**Given exercise**
Reproduce all records verbatim.

**Saved entries**
--- START ---
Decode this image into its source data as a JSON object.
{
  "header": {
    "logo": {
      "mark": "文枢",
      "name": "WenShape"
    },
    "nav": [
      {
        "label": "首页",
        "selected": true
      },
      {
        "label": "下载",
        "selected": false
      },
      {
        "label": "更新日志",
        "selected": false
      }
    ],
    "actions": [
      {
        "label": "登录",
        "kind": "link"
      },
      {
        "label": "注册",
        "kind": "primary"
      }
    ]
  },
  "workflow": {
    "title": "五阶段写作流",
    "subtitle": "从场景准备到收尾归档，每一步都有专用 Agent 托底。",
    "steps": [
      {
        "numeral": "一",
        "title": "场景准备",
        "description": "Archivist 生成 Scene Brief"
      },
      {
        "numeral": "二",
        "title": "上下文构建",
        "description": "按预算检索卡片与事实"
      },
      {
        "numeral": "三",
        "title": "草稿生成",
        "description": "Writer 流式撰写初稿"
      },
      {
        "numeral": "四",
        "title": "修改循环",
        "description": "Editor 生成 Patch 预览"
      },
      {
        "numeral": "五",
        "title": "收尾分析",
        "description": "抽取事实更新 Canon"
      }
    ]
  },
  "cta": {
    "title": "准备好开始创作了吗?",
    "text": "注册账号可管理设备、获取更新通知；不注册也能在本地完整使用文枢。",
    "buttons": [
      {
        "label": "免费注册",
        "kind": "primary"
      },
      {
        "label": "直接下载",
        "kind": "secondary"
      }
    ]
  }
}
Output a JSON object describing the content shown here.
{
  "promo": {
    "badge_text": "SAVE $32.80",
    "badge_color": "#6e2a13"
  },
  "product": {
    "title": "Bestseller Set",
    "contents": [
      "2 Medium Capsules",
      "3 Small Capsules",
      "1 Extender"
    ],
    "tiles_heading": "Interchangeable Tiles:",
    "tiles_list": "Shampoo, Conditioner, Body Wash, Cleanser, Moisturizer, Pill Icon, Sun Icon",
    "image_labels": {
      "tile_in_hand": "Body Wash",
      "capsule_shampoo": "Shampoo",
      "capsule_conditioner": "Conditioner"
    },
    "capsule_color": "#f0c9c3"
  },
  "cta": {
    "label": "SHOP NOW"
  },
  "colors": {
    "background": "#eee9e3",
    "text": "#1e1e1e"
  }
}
--- END ---
**Right answer**
Decode this image into its source data as a JSON object.
{
  "header": {
    "logo": {
      "mark": "文枢",
      "name": "WenShape"
    },
    "nav": [
      {
        "label": "首页",
        "selected": true
      },
      {
        "label": "下载",
        "selected": false
      },
      {
        "label": "更新日志",
        "selected": false
      }
    ],
    "actions": [
      {
        "label": "登录",
        "kind": "link"
      },
      {
        "label": "注册",
        "kind": "primary"
      }
    ]
  },
  "workflow": {
    "title": "五阶段写作流",
    "subtitle": "从场景准备到收尾归档，每一步都有专用 Agent 托底。",
    "steps": [
      {
        "numeral": "一",
        "title": "场景准备",
        "description": "Archivist 生成 Scene Brief"
      },
      {
        "numeral": "二",
        "title": "上下文构建",
        "description": "按预算检索卡片与事实"
      },
      {
        "numeral": "三",
        "title": "草稿生成",
        "description": "Writer 流式撰写初稿"
      },
      {
        "numeral": "四",
        "title": "修改循环",
        "description": "Editor 生成 Patch 预览"
      },
      {
        "numeral": "五",
        "title": "收尾分析",
        "description": "抽取事实更新 Canon"
      }
    ]
  },
  "cta": {
    "title": "准备好开始创作了吗?",
    "text": "注册账号可管理设备、获取更新通知；不注册也能在本地完整使用文枢。",
    "buttons": [
      {
        "label": "免费注册",
        "kind": "primary"
      },
      {
        "label": "直接下载",
        "kind": "secondary"
      }
    ]
  }
}
Output a JSON object describing the content shown here.
{
  "promo": {
    "badge_text": "SAVE $32.80",
    "badge_color": "#6e2a13"
  },
  "product": {
    "title": "Bestseller Set",
    "contents": [
      "2 Medium Capsules",
      "3 Small Capsules",
      "1 Extender"
    ],
    "tiles_heading": "Interchangeable Tiles:",
    "tiles_list": "Shampoo, Conditioner, Body Wash, Cleanser, Moisturizer, Pill Icon, Sun Icon",
    "image_labels": {
      "tile_in_hand": "Body Wash",
      "capsule_shampoo": "Shampoo",
      "capsule_conditioner": "Conditioner"
    },
    "capsule_color": "#f0c9c3"
  },
  "cta": {
    "label": "SHOP NOW"
  },
  "colors": {
    "background": "#eee9e3",
    "text": "#1e1e1e"
  }
}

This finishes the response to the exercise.